# TRY IT:
When a line below contains the word "does", it counts toward the total; give that total and nothing besides.
------------------------------
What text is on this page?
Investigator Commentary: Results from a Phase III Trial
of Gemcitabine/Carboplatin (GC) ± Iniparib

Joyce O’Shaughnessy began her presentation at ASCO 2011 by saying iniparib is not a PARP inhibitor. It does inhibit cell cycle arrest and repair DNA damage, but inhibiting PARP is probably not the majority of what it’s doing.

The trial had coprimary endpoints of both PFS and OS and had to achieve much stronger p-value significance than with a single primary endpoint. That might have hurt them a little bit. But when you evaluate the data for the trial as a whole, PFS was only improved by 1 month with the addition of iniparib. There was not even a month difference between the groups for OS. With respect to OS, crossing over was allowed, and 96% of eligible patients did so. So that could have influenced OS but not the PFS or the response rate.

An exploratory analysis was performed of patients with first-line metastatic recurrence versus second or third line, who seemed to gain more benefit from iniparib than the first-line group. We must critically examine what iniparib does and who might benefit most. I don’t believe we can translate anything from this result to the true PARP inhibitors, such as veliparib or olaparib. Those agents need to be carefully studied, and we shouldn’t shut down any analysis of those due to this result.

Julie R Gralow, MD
------------------------------
# RESPONSE TO THIS EXERCISE:
2